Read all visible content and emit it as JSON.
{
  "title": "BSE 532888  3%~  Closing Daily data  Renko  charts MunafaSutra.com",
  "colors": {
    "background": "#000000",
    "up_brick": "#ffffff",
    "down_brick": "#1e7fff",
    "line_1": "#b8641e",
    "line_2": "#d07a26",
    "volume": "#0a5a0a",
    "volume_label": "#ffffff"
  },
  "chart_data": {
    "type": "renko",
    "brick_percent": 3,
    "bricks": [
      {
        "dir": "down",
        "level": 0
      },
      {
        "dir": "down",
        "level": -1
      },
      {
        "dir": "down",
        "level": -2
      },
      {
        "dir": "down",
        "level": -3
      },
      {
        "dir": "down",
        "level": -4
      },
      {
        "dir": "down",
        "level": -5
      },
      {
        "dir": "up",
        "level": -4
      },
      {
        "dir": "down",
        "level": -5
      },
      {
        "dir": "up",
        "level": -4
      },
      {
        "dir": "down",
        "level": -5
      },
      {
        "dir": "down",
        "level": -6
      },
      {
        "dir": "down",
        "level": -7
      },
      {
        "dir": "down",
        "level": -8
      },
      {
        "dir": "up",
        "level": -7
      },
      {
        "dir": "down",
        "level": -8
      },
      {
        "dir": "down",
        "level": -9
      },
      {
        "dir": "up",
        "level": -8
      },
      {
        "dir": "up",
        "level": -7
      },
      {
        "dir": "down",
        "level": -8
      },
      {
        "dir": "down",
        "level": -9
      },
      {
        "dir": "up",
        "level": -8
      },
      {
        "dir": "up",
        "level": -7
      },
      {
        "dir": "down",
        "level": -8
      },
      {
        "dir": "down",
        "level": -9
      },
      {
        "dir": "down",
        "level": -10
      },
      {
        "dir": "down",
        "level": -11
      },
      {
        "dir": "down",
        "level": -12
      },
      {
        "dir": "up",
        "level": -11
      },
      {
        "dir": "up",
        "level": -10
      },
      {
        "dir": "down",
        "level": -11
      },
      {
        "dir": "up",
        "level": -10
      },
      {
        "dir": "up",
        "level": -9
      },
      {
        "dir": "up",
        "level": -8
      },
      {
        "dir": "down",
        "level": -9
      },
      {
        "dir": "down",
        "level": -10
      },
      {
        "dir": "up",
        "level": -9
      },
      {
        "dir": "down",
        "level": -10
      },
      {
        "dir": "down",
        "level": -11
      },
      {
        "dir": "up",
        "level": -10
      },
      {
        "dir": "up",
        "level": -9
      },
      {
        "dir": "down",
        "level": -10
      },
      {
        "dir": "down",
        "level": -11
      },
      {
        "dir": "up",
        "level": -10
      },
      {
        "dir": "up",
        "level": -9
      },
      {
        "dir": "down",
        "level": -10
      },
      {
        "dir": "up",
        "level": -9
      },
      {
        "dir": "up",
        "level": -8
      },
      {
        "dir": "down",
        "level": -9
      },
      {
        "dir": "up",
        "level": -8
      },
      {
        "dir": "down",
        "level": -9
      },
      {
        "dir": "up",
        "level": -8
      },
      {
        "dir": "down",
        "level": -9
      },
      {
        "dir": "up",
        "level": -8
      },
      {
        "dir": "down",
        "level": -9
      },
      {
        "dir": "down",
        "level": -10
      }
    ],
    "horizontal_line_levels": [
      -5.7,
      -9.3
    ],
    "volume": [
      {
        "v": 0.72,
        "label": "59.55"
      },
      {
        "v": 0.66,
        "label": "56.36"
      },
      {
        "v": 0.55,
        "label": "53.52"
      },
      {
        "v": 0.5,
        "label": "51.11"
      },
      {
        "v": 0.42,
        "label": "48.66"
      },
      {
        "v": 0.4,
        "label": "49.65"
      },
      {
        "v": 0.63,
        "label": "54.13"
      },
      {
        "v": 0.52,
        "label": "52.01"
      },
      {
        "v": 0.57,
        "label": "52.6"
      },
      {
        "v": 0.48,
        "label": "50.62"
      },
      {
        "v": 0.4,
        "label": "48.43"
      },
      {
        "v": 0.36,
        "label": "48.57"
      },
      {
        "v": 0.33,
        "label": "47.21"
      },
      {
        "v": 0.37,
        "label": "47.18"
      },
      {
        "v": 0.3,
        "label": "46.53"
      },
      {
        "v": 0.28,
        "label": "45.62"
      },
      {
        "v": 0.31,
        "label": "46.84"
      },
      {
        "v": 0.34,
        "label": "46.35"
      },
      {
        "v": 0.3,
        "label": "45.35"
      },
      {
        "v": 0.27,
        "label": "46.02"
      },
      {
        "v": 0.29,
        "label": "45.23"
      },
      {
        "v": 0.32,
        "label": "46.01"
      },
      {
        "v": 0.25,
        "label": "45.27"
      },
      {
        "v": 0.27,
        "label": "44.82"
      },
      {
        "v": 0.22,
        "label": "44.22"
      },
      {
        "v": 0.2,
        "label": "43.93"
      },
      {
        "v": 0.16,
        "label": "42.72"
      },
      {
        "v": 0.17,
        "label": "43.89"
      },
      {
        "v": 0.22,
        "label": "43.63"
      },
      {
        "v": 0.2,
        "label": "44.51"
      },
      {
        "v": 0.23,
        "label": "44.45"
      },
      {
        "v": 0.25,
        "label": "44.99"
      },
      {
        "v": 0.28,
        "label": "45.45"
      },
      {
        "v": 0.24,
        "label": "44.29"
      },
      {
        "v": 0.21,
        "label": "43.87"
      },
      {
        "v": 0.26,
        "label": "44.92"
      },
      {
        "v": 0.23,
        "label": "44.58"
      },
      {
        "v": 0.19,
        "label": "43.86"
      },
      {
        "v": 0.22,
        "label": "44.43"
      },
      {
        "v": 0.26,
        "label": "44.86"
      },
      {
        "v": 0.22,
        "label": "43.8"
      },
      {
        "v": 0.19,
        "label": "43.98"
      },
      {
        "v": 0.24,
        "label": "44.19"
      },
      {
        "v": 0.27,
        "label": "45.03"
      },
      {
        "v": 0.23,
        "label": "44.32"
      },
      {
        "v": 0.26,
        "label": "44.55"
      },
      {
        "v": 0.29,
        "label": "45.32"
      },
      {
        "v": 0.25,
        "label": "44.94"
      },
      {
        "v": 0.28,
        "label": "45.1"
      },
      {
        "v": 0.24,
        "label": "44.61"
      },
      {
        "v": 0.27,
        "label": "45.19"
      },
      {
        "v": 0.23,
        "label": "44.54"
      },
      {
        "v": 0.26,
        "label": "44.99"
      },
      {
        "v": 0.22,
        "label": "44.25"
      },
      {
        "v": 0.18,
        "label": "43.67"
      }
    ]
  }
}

=-=-=-=-=

Task to carry out
Make an exact copy of all the data.

The solution
Read all visible content and emit it as JSON.
{
  "title": "BSE 532888  3%~  Closing Daily data  Renko  charts MunafaSutra.com",
  "colors": {
    "background": "#000000",
    "up_brick": "#ffffff",
    "down_brick": "#1e7fff",
    "line_1": "#b8641e",
    "line_2": "#d07a26",
    "volume": "#0a5a0a",
    "volume_label": "#ffffff"
  },
  "chart_data": {
    "type": "renko",
    "brick_percent": 3,
    "bricks": [
      {
        "dir": "down",
        "level": 0
      },
      {
        "dir": "down",
        "level": -1
      },
      {
        "dir": "down",
        "level": -2
      },
      {
        "dir": "down",
        "level": -3
      },
      {
        "dir": "down",
        "level": -4
      },
      {
        "dir": "down",
        "level": -5
      },
      {
        "dir": "up",
        "level": -4
      },
      {
        "dir": "down",
        "level": -5
      },
      {
        "dir": "up",
        "level": -4
      },
      {
        "dir": "down",
        "level": -5
      },
      {
        "dir": "down",
        "level": -6
      },
      {
        "dir": "down",
        "level": -7
      },
      {
        "dir": "down",
        "level": -8
      },
      {
        "dir": "up",
        "level": -7
      },
      {
        "dir": "down",
        "level": -8
      },
      {
        "dir": "down",
        "level": -9
      },
      {
        "dir": "up",
        "level": -8
      },
      {
        "dir": "up",
        "level": -7
      },
      {
        "dir": "down",
        "level": -8
      },
      {
        "dir": "down",
        "level": -9
      },
      {
        "dir": "up",
        "level": -8
      },
      {
        "dir": "up",
        "level": -7
      },
      {
        "dir": "down",
        "level": -8
      },
      {
        "dir": "down",
        "level": -9
      },
      {
        "dir": "down",
        "level": -10
      },
      {
        "dir": "down",
        "level": -11
      },
      {
        "dir": "down",
        "level": -12
      },
      {
        "dir": "up",
        "level": -11
      },
      {
        "dir": "up",
        "level": -10
      },
      {
        "dir": "down",
        "level": -11
      },
      {
        "dir": "up",
        "level": -10
      },
      {
        "dir": "up",
        "level": -9
      },
      {
        "dir": "up",
        "level": -8
      },
      {
        "dir": "down",
        "level": -9
      },
      {
        "dir": "down",
        "level": -10
      },
      {
        "dir": "up",
        "level": -9
      },
      {
        "dir": "down",
        "level": -10
      },
      {
        "dir": "down",
        "level": -11
      },
      {
        "dir": "up",
        "level": -10
      },
      {
        "dir": "up",
        "level": -9
      },
      {
        "dir": "down",
        "level": -10
      },
      {
        "dir": "down",
        "level": -11
      },
      {
        "dir": "up",
        "level": -10
      },
      {
        "dir": "up",
        "level": -9
      },
      {
        "dir": "down",
        "level": -10
      },
      {
        "dir": "up",
        "level": -9
      },
      {
        "dir": "up",
        "level": -8
      },
      {
        "dir": "down",
        "level": -9
      },
      {
        "dir": "up",
        "level": -8
      },
      {
        "dir": "down",
        "level": -9
      },
      {
        "dir": "up",
        "level": -8
      },
      {
        "dir": "down",
        "level": -9
      },
      {
        "dir": "up",
        "level": -8
      },
      {
        "dir": "down",
        "level": -9
      },
      {
        "dir": "down",
        "level": -10
      }
    ],
    "horizontal_line_levels": [
      -5.7,
      -9.3
    ],
    "volume": [
      {
        "v": 0.72,
        "label": "59.55"
      },
      {
        "v": 0.66,
        "label": "56.36"
      },
      {
        "v": 0.55,
        "label": "53.52"
      },
      {
        "v": 0.5,
        "label": "51.11"
      },
      {
        "v": 0.42,
        "label": "48.66"
      },
      {
        "v": 0.4,
        "label": "49.65"
      },
      {
        "v": 0.63,
        "label": "54.13"
      },
      {
        "v": 0.52,
        "label": "52.01"
      },
      {
        "v": 0.57,
        "label": "52.6"
      },
      {
        "v": 0.48,
        "label": "50.62"
      },
      {
        "v": 0.4,
        "label": "48.43"
      },
      {
        "v": 0.36,
        "label": "48.57"
      },
      {
        "v": 0.33,
        "label": "47.21"
      },
      {
        "v": 0.37,
        "label": "47.18"
      },
      {
        "v": 0.3,
        "label": "46.53"
      },
      {
        "v": 0.28,
        "label": "45.62"
      },
      {
        "v": 0.31,
        "label": "46.84"
      },
      {
        "v": 0.34,
        "label": "46.35"
      },
      {
        "v": 0.3,
        "label": "45.35"
      },
      {
        "v": 0.27,
        "label": "46.02"
      },
      {
        "v": 0.29,
        "label": "45.23"
      },
      {
        "v": 0.32,
        "label": "46.01"
      },
      {
        "v": 0.25,
        "label": "45.27"
      },
      {
        "v": 0.27,
        "label": "44.82"
      },
      {
        "v": 0.22,
        "label": "44.22"
      },
      {
        "v": 0.2,
        "label": "43.93"
      },
      {
        "v": 0.16,
        "label": "42.72"
      },
      {
        "v": 0.17,
        "label": "43.89"
      },
      {
        "v": 0.22,
        "label": "43.63"
      },
      {
        "v": 0.2,
        "label": "44.51"
      },
      {
        "v": 0.23,
        "label": "44.45"
      },
      {
        "v": 0.25,
        "label": "44.99"
      },
      {
        "v": 0.28,
        "label": "45.45"
      },
      {
        "v": 0.24,
        "label": "44.29"
      },
      {
        "v": 0.21,
        "label": "43.87"
      },
      {
        "v": 0.26,
        "label": "44.92"
      },
      {
        "v": 0.23,
        "label": "44.58"
      },
      {
        "v": 0.19,
        "label": "43.86"
      },
      {
        "v": 0.22,
        "label": "44.43"
      },
      {
        "v": 0.26,
        "label": "44.86"
      },
      {
        "v": 0.22,
        "label": "43.8"
      },
      {
        "v": 0.19,
        "label": "43.98"
      },
      {
        "v": 0.24,
        "label": "44.19"
      },
      {
        "v": 0.27,
        "label": "45.03"
      },
      {
        "v": 0.23,
        "label": "44.32"
      },
      {
        "v": 0.26,
        "label": "44.55"
      },
      {
        "v": 0.29,
        "label": "45.32"
      },
      {
        "v": 0.25,
        "label": "44.94"
      },
      {
        "v": 0.28,
        "label": "45.1"
      },
      {
        "v": 0.24,
        "label": "44.61"
      },
      {
        "v": 0.27,
        "label": "45.19"
      },
      {
        "v": 0.23,
        "label": "44.54"
      },
      {
        "v": 0.26,
        "label": "44.99"
      },
      {
        "v": 0.22,
        "label": "44.25"
      },
      {
        "v": 0.18,
        "label": "43.67"
      }
    ]
  }
}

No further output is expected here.